[Provided passage Boundary: Start]

WHO estimates that 4.5 million people are blind due to glaucoma. Glaucoma is the second leading cause of blindness and the leading cause of irreversible blindness worldwide. It has been estimated that by 2020 there will be approximately 80 million people with glaucoma, an increase of about 20 million since 2010. Furthermore, it is thought that at present over 8 million people are bilaterally blind due to glaucoma, a figure that is set to rise to over 11 million by 2020 with the increasing prevalence, unless improved screening and effective treatment strategies are successful.
In Tunisia, glaucoma is a major cause of visual impairment and blindness, with a prevalence of 2%. The data is two decades old – political turmoil has complicated the task of collecting fresh evidence. The country’s national plan for the prevention of blindness includes sensitisation, screening and treatment of glaucoma. Tunisia has extensive referral networks across the country with primary, secondary and tertiary eye care centres in both public and private sectors.
Amel Ouertani has been working for nearly 3 decades in Tunisia and other parts of Africa. She is one of only three glaucoma specialists among Tunisia’s 500 ophthalmologists. After years of work in the public sector, she has recently moved to the private sector – though her old patients continue to seek her out. “I have treated them for years; they know me and trust me”, Amel says, with a smile. Working out of Tunis, Tunisia’s capital city, Amel handles close to 10 patients with Glaucoma every day, with 8-9 cases needing surgery every week.
Glaucoma is a silent disease, with very few signs and symptoms – vision loss is gradual and low-income clinics find it particularly difficult to diagnose and treat it. As the treatment can run over many years, it is especially difficult to ensure compliance – or to keep costs down. Many patients – even those with a regular source of income – can find the costs prohibitive, without meaningful insurance cover. Glaucoma treatment also involves surgery, which needs adequately trained
personnel. “Sometimes, the objective of the surgery – arresting the damage – is difficult for the patient to comprehend, because there is no improvement in vision”, says Amel.
Amel’s patients are a mix of poor, middle-class and the rich. Tunisia’s tiered insurance system covers a majority of the population. The national social security system and free health services provide full cover or refunds. However, a minority of the population are without insurance cover of any sort. The numbers are better for Primary Health Centres, with 98% of the population having their access secured by some form of health cover. However, a good number of eye health costs are covered by co-payments up to 50%, which can prove expensive in some complicated cases of surgery.
Tunisia has a substantial rural population, while its eye health professionals live and work from urban centres. While the Tunisian ministry of health has been working hard to address this imbalance, challenges remain. “Thankfully, Tunisia has an adequate primary care network with some of them equipped to provide basic glaucoma treatment. So referrals work – close to 2000 patients a week”, notes Amel. Also, Tunisia does not have optometrists and there is very little task-shifting to mid-level professionals, though technicians are trained to scan visual fields and the optic nerve.

[Provided passage Boundary: End]
[Listed entries Boundary: Start]

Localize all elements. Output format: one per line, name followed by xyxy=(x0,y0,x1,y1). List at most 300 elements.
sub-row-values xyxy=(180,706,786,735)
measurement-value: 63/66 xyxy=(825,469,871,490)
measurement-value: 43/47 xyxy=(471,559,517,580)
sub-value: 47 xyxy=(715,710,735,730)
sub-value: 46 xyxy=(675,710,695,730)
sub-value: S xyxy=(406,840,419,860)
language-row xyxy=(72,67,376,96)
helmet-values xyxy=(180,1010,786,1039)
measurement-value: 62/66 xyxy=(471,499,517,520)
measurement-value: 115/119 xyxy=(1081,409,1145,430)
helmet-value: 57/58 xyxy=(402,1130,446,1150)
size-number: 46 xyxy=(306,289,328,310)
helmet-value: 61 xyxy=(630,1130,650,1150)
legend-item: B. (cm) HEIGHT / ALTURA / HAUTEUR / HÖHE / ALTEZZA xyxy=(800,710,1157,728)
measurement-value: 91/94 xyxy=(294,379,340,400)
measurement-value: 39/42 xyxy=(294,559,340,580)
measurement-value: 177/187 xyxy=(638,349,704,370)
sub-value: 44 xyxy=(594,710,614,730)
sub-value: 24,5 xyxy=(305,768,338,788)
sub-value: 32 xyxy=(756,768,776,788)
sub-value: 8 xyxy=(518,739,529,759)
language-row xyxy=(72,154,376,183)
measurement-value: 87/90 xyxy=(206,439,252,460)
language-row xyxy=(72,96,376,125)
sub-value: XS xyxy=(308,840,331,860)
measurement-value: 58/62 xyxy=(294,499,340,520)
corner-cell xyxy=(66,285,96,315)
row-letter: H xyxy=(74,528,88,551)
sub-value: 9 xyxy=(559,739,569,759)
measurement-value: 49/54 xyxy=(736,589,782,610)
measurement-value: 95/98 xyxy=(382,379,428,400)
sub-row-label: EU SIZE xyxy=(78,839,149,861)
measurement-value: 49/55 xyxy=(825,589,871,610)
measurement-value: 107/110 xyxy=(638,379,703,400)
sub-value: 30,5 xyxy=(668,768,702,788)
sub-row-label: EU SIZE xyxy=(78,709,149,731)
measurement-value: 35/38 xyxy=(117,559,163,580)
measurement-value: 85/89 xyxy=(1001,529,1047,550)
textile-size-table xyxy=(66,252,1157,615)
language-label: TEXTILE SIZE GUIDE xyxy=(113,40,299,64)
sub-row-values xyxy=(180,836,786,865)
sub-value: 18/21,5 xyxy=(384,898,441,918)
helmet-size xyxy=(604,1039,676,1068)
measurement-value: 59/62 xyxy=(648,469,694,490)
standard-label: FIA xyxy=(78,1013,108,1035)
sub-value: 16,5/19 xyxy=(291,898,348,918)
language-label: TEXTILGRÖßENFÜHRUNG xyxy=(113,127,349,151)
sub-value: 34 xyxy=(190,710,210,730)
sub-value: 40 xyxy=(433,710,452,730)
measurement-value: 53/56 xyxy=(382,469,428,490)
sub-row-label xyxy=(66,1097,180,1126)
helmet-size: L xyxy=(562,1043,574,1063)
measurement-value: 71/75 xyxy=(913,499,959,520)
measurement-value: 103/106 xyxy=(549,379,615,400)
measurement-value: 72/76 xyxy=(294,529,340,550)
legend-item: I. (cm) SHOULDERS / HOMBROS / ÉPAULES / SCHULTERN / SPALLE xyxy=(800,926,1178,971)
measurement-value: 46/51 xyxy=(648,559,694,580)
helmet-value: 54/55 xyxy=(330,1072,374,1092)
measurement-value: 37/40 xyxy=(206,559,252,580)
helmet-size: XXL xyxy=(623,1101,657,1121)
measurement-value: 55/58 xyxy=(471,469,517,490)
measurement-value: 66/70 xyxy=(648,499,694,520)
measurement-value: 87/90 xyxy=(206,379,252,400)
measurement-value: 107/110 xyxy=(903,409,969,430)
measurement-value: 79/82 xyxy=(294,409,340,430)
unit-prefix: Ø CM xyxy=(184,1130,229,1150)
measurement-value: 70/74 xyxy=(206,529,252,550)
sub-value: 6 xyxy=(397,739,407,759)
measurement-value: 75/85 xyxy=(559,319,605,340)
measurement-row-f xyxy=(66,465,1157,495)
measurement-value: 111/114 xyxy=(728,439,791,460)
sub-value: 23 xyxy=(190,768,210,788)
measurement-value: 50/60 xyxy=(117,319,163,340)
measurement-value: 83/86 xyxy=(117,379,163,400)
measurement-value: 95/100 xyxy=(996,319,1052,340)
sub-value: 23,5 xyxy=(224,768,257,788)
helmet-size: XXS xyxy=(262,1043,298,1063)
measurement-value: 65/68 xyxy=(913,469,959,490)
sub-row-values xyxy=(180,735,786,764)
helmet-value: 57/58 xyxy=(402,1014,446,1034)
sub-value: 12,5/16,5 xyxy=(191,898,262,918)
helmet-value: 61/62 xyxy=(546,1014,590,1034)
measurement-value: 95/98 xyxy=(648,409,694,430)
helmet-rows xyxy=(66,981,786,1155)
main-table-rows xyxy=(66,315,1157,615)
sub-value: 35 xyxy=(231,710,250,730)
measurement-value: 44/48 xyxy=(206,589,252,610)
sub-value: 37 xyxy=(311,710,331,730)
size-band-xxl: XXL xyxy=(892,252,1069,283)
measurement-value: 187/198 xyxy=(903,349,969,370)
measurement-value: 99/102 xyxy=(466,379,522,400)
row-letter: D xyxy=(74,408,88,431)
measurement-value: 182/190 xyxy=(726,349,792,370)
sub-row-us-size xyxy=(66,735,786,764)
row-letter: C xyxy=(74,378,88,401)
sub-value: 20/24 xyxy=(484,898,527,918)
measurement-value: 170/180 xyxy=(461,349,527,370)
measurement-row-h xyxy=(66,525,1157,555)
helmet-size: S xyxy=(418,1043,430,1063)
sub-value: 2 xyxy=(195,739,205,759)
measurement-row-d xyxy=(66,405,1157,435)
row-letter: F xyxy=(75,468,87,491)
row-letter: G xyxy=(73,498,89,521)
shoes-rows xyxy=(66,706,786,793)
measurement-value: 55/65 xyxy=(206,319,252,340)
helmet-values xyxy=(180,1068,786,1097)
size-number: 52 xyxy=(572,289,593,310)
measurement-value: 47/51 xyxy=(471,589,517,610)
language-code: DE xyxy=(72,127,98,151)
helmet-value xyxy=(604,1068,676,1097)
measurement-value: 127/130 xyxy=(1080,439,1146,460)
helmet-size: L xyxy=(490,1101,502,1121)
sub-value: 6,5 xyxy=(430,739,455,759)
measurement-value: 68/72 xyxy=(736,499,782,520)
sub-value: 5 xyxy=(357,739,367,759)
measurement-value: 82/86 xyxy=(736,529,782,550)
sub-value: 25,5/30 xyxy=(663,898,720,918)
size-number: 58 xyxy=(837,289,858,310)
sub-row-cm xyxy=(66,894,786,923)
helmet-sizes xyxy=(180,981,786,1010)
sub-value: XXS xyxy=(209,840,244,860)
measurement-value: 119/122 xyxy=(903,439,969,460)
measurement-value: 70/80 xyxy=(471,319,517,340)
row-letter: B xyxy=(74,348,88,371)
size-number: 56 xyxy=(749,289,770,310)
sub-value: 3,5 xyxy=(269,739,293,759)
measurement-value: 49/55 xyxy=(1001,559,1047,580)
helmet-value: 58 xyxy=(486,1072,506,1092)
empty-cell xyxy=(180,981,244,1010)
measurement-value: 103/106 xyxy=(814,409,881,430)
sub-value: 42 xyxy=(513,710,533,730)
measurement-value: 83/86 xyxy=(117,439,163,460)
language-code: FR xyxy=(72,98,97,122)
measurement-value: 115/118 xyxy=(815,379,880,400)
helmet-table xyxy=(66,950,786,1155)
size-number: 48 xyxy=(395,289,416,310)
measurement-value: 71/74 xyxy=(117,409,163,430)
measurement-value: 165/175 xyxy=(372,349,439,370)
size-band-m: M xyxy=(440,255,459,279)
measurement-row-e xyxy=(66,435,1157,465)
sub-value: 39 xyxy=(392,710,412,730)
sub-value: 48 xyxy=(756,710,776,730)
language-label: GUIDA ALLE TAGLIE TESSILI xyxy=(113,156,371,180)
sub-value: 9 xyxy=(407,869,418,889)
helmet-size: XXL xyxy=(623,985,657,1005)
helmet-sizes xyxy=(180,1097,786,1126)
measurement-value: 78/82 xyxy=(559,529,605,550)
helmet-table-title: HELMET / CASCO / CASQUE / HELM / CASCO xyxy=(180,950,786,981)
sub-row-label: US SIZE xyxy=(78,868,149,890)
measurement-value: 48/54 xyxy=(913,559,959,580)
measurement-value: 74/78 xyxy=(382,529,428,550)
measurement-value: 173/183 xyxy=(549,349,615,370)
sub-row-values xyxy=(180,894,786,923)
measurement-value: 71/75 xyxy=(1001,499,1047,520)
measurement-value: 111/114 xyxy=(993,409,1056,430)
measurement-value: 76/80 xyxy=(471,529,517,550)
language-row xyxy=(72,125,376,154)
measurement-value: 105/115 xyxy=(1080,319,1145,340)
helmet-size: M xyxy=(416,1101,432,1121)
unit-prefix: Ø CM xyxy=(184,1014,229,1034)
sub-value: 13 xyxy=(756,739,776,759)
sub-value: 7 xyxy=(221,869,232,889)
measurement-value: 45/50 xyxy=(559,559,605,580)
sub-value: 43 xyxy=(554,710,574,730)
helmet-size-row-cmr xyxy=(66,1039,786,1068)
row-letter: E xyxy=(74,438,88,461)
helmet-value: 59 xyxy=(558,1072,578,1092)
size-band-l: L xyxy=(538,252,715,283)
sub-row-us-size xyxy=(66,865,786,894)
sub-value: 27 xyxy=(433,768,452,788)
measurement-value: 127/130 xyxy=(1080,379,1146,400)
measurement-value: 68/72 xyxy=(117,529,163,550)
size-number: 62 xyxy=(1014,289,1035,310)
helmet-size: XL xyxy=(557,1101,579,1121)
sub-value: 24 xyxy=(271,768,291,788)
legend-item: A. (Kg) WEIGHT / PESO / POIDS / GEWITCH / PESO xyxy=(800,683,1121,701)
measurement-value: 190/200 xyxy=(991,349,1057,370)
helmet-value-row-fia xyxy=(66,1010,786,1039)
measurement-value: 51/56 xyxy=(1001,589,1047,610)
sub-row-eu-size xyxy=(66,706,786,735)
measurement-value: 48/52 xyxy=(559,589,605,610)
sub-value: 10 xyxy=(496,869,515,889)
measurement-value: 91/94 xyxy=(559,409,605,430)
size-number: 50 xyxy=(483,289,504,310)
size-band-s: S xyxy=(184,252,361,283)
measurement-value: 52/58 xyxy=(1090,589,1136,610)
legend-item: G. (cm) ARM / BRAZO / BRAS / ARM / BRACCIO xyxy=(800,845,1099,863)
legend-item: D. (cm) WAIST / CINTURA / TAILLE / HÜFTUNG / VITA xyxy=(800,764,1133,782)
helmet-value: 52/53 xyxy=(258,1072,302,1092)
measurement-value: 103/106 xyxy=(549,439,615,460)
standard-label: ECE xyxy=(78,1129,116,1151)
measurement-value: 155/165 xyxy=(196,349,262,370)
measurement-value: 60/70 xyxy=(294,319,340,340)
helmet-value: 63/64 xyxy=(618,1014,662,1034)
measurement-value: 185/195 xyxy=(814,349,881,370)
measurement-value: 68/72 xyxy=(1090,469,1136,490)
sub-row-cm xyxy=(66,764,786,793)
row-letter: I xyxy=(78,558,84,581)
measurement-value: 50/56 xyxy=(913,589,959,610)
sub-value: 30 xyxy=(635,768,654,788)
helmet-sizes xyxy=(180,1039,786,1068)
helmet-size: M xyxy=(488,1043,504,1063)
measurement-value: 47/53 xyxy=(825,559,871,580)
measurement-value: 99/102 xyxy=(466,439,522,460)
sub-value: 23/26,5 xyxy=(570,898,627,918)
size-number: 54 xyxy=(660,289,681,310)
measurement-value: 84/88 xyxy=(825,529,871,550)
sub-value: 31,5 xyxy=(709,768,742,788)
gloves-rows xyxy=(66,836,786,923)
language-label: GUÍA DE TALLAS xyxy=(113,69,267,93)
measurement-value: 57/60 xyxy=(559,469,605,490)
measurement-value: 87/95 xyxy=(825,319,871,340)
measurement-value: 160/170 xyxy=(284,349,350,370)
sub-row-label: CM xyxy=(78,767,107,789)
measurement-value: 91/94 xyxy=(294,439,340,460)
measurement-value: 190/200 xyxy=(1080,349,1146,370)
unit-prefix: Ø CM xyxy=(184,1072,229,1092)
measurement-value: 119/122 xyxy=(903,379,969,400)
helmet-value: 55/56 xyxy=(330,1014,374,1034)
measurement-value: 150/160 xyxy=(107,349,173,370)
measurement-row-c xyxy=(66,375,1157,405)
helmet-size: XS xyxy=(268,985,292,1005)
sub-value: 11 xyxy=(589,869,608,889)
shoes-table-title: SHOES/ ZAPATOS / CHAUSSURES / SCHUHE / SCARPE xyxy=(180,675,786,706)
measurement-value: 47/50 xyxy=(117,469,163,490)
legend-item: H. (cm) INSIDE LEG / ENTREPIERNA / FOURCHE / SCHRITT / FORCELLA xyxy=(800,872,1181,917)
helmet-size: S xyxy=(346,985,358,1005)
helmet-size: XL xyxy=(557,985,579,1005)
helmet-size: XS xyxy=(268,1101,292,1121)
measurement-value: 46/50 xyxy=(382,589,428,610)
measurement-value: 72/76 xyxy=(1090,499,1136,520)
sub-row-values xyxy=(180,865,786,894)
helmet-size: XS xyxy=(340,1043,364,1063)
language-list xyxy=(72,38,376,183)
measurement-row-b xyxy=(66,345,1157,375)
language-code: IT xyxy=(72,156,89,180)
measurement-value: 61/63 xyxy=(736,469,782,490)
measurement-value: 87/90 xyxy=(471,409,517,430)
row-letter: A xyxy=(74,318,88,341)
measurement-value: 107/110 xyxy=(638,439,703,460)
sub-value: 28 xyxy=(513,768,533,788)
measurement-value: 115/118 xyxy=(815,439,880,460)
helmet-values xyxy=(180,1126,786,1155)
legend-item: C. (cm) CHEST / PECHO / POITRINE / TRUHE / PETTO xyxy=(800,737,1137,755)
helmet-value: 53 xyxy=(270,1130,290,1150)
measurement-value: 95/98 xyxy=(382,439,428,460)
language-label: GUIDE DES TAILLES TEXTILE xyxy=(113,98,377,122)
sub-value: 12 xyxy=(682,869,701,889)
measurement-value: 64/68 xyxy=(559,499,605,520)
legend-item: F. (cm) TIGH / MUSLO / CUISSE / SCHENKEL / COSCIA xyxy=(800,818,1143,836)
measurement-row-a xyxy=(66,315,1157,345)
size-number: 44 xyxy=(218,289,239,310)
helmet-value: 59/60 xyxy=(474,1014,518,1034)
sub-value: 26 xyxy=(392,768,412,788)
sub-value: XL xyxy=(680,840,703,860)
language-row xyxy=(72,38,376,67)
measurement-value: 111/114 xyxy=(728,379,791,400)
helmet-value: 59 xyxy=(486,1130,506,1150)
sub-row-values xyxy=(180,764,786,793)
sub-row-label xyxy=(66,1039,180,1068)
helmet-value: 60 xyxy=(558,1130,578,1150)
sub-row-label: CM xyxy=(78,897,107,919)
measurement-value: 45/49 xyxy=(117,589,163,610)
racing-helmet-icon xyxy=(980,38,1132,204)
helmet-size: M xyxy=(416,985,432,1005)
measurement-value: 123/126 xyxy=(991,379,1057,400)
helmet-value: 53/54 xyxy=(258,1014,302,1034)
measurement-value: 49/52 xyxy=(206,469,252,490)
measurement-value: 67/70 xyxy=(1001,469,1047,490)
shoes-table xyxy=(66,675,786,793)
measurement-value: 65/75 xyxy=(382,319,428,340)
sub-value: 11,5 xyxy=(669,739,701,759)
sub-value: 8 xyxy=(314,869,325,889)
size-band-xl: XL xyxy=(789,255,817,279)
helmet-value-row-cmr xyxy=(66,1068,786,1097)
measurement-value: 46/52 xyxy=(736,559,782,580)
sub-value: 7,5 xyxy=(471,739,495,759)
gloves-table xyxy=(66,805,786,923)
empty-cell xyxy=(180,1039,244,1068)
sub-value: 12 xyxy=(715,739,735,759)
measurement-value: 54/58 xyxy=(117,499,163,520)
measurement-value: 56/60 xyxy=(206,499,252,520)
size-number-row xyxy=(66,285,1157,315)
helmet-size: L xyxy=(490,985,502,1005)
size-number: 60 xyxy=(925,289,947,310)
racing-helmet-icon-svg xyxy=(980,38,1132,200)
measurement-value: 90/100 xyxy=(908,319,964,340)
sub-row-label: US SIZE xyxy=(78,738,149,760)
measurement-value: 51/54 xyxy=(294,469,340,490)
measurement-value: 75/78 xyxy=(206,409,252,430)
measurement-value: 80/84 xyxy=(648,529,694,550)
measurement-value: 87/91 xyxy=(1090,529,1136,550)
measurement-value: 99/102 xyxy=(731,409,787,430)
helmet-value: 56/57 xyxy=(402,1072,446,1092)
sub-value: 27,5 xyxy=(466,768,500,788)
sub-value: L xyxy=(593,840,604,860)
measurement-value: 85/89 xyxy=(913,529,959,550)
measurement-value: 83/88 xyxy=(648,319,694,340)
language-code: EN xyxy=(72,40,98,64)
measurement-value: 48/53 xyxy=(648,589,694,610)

[Listed entries Boundary: End]

Problem set -
A - According to the text on glaucoma in Tunisia, how many glaucoma specialists are there among Tunisia's 500 ophthalmologists?
B - Reproduce the text on glaucoma in Tunisia between "Tunisia has a substantial" and "the optic nerve.", inclusive, swapping "optometrists" for "opticians".
The records are separate material unrelated to the text on glaucoma in Tunisia.

Responses per task -
A - Three.

B -
Tunisia has a substantial rural population, while its eye health professionals live and work from urban centres. While the Tunisian ministry of health has been working hard to address this imbalance, challenges remain. “Thankfully, Tunisia has an adequate primary care network with some of them equipped to provide basic glaucoma treatment. So referrals work – close to 2000 patients a week”, notes Amel. Also, Tunisia does not have opticians and there is very little task-shifting to mid-level professionals, though technicians are trained to scan visual fields and the optic nerve.